**Do this:** Every line below is to be quoted exactly, with nothing added or dropped.

* Begin Task data *

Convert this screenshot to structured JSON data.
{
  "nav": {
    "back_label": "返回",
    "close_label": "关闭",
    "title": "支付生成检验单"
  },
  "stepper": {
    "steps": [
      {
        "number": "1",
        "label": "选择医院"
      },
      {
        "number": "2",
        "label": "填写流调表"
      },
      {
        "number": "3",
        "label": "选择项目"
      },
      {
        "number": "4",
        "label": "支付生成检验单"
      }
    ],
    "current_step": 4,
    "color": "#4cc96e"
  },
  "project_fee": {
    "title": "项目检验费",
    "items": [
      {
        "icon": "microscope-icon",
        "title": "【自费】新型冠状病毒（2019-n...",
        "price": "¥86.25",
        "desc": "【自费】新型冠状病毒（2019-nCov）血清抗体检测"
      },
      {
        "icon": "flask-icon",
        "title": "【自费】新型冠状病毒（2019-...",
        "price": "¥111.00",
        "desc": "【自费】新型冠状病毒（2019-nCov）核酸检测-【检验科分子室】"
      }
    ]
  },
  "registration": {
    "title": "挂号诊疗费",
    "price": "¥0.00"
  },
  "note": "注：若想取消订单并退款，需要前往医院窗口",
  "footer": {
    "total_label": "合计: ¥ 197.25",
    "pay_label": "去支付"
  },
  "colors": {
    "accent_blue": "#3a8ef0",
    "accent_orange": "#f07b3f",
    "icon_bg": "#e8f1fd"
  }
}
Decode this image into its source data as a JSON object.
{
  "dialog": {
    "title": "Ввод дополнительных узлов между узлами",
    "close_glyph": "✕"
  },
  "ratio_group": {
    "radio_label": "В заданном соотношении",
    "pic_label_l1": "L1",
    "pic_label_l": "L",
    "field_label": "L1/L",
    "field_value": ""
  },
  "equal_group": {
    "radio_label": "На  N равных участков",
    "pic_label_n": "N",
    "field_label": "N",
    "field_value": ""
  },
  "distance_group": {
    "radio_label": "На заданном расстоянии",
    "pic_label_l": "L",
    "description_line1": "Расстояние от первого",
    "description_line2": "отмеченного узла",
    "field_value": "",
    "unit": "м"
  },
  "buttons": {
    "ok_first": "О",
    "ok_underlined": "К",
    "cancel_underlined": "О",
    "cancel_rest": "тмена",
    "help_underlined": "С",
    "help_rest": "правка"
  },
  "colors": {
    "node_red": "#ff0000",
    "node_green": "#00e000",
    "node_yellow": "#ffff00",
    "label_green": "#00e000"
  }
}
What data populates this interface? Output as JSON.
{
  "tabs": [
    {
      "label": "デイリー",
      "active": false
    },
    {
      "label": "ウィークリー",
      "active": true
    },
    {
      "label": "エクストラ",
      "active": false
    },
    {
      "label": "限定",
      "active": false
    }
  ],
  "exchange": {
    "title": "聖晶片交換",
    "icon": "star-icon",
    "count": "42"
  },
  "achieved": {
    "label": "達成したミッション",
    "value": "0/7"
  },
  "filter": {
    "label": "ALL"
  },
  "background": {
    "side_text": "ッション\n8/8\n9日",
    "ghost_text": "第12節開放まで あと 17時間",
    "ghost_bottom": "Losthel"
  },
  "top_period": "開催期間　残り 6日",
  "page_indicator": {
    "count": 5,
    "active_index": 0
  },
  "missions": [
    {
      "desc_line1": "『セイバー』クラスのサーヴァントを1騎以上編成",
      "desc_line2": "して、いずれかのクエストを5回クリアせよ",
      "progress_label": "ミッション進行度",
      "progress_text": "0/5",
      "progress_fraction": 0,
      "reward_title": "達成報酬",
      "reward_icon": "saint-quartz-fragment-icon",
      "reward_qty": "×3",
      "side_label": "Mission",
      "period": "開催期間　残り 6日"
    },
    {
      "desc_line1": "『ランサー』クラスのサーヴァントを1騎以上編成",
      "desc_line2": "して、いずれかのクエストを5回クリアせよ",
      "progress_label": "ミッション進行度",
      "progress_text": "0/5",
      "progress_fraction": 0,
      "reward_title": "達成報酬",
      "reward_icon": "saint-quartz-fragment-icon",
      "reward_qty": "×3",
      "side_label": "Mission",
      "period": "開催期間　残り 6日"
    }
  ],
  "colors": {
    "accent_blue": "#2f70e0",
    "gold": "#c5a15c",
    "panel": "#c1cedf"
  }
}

* End Task data *

**Written response:**
Convert this screenshot to structured JSON data.
{
  "nav": {
    "back_label": "返回",
    "close_label": "关闭",
    "title": "支付生成检验单"
  },
  "stepper": {
    "steps": [
      {
        "number": "1",
        "label": "选择医院"
      },
      {
        "number": "2",
        "label": "填写流调表"
      },
      {
        "number": "3",
        "label": "选择项目"
      },
      {
        "number": "4",
        "label": "支付生成检验单"
      }
    ],
    "current_step": 4,
    "color": "#4cc96e"
  },
  "project_fee": {
    "title": "项目检验费",
    "items": [
      {
        "icon": "microscope-icon",
        "title": "【自费】新型冠状病毒（2019-n...",
        "price": "¥86.25",
        "desc": "【自费】新型冠状病毒（2019-nCov）血清抗体检测"
      },
      {
        "icon": "flask-icon",
        "title": "【自费】新型冠状病毒（2019-...",
        "price": "¥111.00",
        "desc": "【自费】新型冠状病毒（2019-nCov）核酸检测-【检验科分子室】"
      }
    ]
  },
  "registration": {
    "title": "挂号诊疗费",
    "price": "¥0.00"
  },
  "note": "注：若想取消订单并退款，需要前往医院窗口",
  "footer": {
    "total_label": "合计: ¥ 197.25",
    "pay_label": "去支付"
  },
  "colors": {
    "accent_blue": "#3a8ef0",
    "accent_orange": "#f07b3f",
    "icon_bg": "#e8f1fd"
  }
}
Decode this image into its source data as a JSON object.
{
  "dialog": {
    "title": "Ввод дополнительных узлов между узлами",
    "close_glyph": "✕"
  },
  "ratio_group": {
    "radio_label": "В заданном соотношении",
    "pic_label_l1": "L1",
    "pic_label_l": "L",
    "field_label": "L1/L",
    "field_value": ""
  },
  "equal_group": {
    "radio_label": "На  N равных участков",
    "pic_label_n": "N",
    "field_label": "N",
    "field_value": ""
  },
  "distance_group": {
    "radio_label": "На заданном расстоянии",
    "pic_label_l": "L",
    "description_line1": "Расстояние от первого",
    "description_line2": "отмеченного узла",
    "field_value": "",
    "unit": "м"
  },
  "buttons": {
    "ok_first": "О",
    "ok_underlined": "К",
    "cancel_underlined": "О",
    "cancel_rest": "тмена",
    "help_underlined": "С",
    "help_rest": "правка"
  },
  "colors": {
    "node_red": "#ff0000",
    "node_green": "#00e000",
    "node_yellow": "#ffff00",
    "label_green": "#00e000"
  }
}
What data populates this interface? Output as JSON.
{
  "tabs": [
    {
      "label": "デイリー",
      "active": false
    },
    {
      "label": "ウィークリー",
      "active": true
    },
    {
      "label": "エクストラ",
      "active": false
    },
    {
      "label": "限定",
      "active": false
    }
  ],
  "exchange": {
    "title": "聖晶片交換",
    "icon": "star-icon",
    "count": "42"
  },
  "achieved": {
    "label": "達成したミッション",
    "value": "0/7"
  },
  "filter": {
    "label": "ALL"
  },
  "background": {
    "side_text": "ッション\n8/8\n9日",
    "ghost_text": "第12節開放まで あと 17時間",
    "ghost_bottom": "Losthel"
  },
  "top_period": "開催期間　残り 6日",
  "page_indicator": {
    "count": 5,
    "active_index": 0
  },
  "missions": [
    {
      "desc_line1": "『セイバー』クラスのサーヴァントを1騎以上編成",
      "desc_line2": "して、いずれかのクエストを5回クリアせよ",
      "progress_label": "ミッション進行度",
      "progress_text": "0/5",
      "progress_fraction": 0,
      "reward_title": "達成報酬",
      "reward_icon": "saint-quartz-fragment-icon",
      "reward_qty": "×3",
      "side_label": "Mission",
      "period": "開催期間　残り 6日"
    },
    {
      "desc_line1": "『ランサー』クラスのサーヴァントを1騎以上編成",
      "desc_line2": "して、いずれかのクエストを5回クリアせよ",
      "progress_label": "ミッション進行度",
      "progress_text": "0/5",
      "progress_fraction": 0,
      "reward_title": "達成報酬",
      "reward_icon": "saint-quartz-fragment-icon",
      "reward_qty": "×3",
      "side_label": "Mission",
      "period": "開催期間　残り 6日"
    }
  ],
  "colors": {
    "accent_blue": "#2f70e0",
    "gold": "#c5a15c",
    "panel": "#c1cedf"
  }
}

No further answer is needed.